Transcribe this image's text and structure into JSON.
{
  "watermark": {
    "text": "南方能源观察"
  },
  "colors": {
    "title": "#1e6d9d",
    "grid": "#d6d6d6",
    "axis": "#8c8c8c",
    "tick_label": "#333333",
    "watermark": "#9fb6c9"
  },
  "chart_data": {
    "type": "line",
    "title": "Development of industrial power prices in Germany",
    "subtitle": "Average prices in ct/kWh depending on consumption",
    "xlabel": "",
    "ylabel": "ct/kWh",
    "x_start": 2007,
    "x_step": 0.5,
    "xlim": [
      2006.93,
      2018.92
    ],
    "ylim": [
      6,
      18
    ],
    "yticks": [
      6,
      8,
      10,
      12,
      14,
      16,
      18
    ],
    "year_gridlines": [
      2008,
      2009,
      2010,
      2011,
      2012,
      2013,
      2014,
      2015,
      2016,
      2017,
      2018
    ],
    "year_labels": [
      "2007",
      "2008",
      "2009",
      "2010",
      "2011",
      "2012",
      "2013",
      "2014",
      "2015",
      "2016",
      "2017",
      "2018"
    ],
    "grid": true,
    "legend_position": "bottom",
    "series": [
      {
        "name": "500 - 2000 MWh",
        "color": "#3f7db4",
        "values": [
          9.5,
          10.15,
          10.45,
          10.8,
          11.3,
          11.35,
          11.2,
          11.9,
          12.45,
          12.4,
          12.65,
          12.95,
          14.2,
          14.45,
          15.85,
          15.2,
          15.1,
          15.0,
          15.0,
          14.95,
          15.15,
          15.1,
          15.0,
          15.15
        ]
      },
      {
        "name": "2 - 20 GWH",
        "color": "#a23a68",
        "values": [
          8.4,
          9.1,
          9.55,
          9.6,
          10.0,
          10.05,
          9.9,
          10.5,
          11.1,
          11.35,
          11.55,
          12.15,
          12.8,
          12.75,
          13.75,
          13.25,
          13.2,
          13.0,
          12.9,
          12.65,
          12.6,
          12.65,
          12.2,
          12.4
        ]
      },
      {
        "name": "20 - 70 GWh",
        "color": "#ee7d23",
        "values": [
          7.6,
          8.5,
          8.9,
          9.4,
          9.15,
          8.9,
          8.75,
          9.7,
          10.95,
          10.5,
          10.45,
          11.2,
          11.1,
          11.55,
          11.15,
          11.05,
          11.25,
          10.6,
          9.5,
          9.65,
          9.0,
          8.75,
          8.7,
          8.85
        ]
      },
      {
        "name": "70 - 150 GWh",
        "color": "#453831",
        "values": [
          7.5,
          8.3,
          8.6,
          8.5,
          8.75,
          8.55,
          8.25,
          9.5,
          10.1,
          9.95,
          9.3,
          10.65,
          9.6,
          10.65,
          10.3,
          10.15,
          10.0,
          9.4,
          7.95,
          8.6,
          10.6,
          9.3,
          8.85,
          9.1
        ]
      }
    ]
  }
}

Exercise prompt -
Extract all of the data shown above and repeat it verbatim.

Exercise solution -
Transcribe this image's text and structure into JSON.
{
  "watermark": {
    "text": "南方能源观察"
  },
  "colors": {
    "title": "#1e6d9d",
    "grid": "#d6d6d6",
    "axis": "#8c8c8c",
    "tick_label": "#333333",
    "watermark": "#9fb6c9"
  },
  "chart_data": {
    "type": "line",
    "title": "Development of industrial power prices in Germany",
    "subtitle": "Average prices in ct/kWh depending on consumption",
    "xlabel": "",
    "ylabel": "ct/kWh",
    "x_start": 2007,
    "x_step": 0.5,
    "xlim": [
      2006.93,
      2018.92
    ],
    "ylim": [
      6,
      18
    ],
    "yticks": [
      6,
      8,
      10,
      12,
      14,
      16,
      18
    ],
    "year_gridlines": [
      2008,
      2009,
      2010,
      2011,
      2012,
      2013,
      2014,
      2015,
      2016,
      2017,
      2018
    ],
    "year_labels": [
      "2007",
      "2008",
      "2009",
      "2010",
      "2011",
      "2012",
      "2013",
      "2014",
      "2015",
      "2016",
      "2017",
      "2018"
    ],
    "grid": true,
    "legend_position": "bottom",
    "series": [
      {
        "name": "500 - 2000 MWh",
        "color": "#3f7db4",
        "values": [
          9.5,
          10.15,
          10.45,
          10.8,
          11.3,
          11.35,
          11.2,
          11.9,
          12.45,
          12.4,
          12.65,
          12.95,
          14.2,
          14.45,
          15.85,
          15.2,
          15.1,
          15.0,
          15.0,
          14.95,
          15.15,
          15.1,
          15.0,
          15.15
        ]
      },
      {
        "name": "2 - 20 GWH",
        "color": "#a23a68",
        "values": [
          8.4,
          9.1,
          9.55,
          9.6,
          10.0,
          10.05,
          9.9,
          10.5,
          11.1,
          11.35,
          11.55,
          12.15,
          12.8,
          12.75,
          13.75,
          13.25,
          13.2,
          13.0,
          12.9,
          12.65,
          12.6,
          12.65,
          12.2,
          12.4
        ]
      },
      {
        "name": "20 - 70 GWh",
        "color": "#ee7d23",
        "values": [
          7.6,
          8.5,
          8.9,
          9.4,
          9.15,
          8.9,
          8.75,
          9.7,
          10.95,
          10.5,
          10.45,
          11.2,
          11.1,
          11.55,
          11.15,
          11.05,
          11.25,
          10.6,
          9.5,
          9.65,
          9.0,
          8.75,
          8.7,
          8.85
        ]
      },
      {
        "name": "70 - 150 GWh",
        "color": "#453831",
        "values": [
          7.5,
          8.3,
          8.6,
          8.5,
          8.75,
          8.55,
          8.25,
          9.5,
          10.1,
          9.95,
          9.3,
          10.65,
          9.6,
          10.65,
          10.3,
          10.15,
          10.0,
          9.4,
          7.95,
          8.6,
          10.6,
          9.3,
          8.85,
          9.1
        ]
      }
    ]
  }
}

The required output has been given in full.